■ Objective ■
Copy each entry as it stands, leaving nothing out.

■ Exercise data ■
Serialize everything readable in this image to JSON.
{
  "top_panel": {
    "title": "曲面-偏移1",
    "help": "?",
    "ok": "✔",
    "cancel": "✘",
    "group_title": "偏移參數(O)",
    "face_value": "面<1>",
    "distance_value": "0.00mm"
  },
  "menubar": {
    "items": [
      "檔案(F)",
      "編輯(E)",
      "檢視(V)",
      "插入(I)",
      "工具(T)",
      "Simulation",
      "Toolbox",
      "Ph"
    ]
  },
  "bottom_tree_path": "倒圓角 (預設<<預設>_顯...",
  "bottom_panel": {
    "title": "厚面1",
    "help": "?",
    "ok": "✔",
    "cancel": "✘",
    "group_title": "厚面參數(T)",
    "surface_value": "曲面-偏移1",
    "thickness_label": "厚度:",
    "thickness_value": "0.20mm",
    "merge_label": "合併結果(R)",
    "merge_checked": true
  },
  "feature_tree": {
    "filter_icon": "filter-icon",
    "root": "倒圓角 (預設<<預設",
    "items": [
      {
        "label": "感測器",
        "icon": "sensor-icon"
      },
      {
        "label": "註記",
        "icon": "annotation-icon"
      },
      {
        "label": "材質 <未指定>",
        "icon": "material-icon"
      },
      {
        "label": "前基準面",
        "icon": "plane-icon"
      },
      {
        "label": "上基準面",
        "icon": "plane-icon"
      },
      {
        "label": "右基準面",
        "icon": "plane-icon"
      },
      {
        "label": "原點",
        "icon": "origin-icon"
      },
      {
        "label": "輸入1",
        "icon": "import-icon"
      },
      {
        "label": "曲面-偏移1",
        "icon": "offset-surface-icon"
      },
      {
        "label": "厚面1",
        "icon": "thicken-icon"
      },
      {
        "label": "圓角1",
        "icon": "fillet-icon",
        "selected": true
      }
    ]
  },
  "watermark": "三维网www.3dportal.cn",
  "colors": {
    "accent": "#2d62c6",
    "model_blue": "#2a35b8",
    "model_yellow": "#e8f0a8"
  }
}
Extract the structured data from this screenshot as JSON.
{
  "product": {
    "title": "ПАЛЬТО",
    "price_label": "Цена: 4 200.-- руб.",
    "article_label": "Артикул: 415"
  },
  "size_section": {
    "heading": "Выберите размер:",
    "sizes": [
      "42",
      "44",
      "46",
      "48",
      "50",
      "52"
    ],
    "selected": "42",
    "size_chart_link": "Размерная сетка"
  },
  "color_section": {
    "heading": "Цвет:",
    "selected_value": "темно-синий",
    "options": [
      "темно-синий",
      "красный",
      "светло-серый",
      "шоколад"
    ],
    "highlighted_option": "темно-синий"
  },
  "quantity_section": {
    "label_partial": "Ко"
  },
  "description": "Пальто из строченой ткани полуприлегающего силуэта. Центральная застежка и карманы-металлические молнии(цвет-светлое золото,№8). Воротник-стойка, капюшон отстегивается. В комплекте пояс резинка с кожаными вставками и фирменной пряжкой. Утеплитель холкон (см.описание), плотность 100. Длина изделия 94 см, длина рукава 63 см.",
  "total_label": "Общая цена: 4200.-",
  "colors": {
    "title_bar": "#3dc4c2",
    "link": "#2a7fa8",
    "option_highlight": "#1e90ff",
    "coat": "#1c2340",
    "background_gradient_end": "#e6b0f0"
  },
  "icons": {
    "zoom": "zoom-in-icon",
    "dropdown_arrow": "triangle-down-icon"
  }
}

■ Answer to this exercise ■
Serialize everything readable in this image to JSON.
{
  "top_panel": {
    "title": "曲面-偏移1",
    "help": "?",
    "ok": "✔",
    "cancel": "✘",
    "group_title": "偏移參數(O)",
    "face_value": "面<1>",
    "distance_value": "0.00mm"
  },
  "menubar": {
    "items": [
      "檔案(F)",
      "編輯(E)",
      "檢視(V)",
      "插入(I)",
      "工具(T)",
      "Simulation",
      "Toolbox",
      "Ph"
    ]
  },
  "bottom_tree_path": "倒圓角 (預設<<預設>_顯...",
  "bottom_panel": {
    "title": "厚面1",
    "help": "?",
    "ok": "✔",
    "cancel": "✘",
    "group_title": "厚面參數(T)",
    "surface_value": "曲面-偏移1",
    "thickness_label": "厚度:",
    "thickness_value": "0.20mm",
    "merge_label": "合併結果(R)",
    "merge_checked": true
  },
  "feature_tree": {
    "filter_icon": "filter-icon",
    "root": "倒圓角 (預設<<預設",
    "items": [
      {
        "label": "感測器",
        "icon": "sensor-icon"
      },
      {
        "label": "註記",
        "icon": "annotation-icon"
      },
      {
        "label": "材質 <未指定>",
        "icon": "material-icon"
      },
      {
        "label": "前基準面",
        "icon": "plane-icon"
      },
      {
        "label": "上基準面",
        "icon": "plane-icon"
      },
      {
        "label": "右基準面",
        "icon": "plane-icon"
      },
      {
        "label": "原點",
        "icon": "origin-icon"
      },
      {
        "label": "輸入1",
        "icon": "import-icon"
      },
      {
        "label": "曲面-偏移1",
        "icon": "offset-surface-icon"
      },
      {
        "label": "厚面1",
        "icon": "thicken-icon"
      },
      {
        "label": "圓角1",
        "icon": "fillet-icon",
        "selected": true
      }
    ]
  },
  "watermark": "三维网www.3dportal.cn",
  "colors": {
    "accent": "#2d62c6",
    "model_blue": "#2a35b8",
    "model_yellow": "#e8f0a8"
  }
}
Extract the structured data from this screenshot as JSON.
{
  "product": {
    "title": "ПАЛЬТО",
    "price_label": "Цена: 4 200.-- руб.",
    "article_label": "Артикул: 415"
  },
  "size_section": {
    "heading": "Выберите размер:",
    "sizes": [
      "42",
      "44",
      "46",
      "48",
      "50",
      "52"
    ],
    "selected": "42",
    "size_chart_link": "Размерная сетка"
  },
  "color_section": {
    "heading": "Цвет:",
    "selected_value": "темно-синий",
    "options": [
      "темно-синий",
      "красный",
      "светло-серый",
      "шоколад"
    ],
    "highlighted_option": "темно-синий"
  },
  "quantity_section": {
    "label_partial": "Ко"
  },
  "description": "Пальто из строченой ткани полуприлегающего силуэта. Центральная застежка и карманы-металлические молнии(цвет-светлое золото,№8). Воротник-стойка, капюшон отстегивается. В комплекте пояс резинка с кожаными вставками и фирменной пряжкой. Утеплитель холкон (см.описание), плотность 100. Длина изделия 94 см, длина рукава 63 см.",
  "total_label": "Общая цена: 4200.-",
  "colors": {
    "title_bar": "#3dc4c2",
    "link": "#2a7fa8",
    "option_highlight": "#1e90ff",
    "coat": "#1c2340",
    "background_gradient_end": "#e6b0f0"
  },
  "icons": {
    "zoom": "zoom-in-icon",
    "dropdown_arrow": "triangle-down-icon"
  }
}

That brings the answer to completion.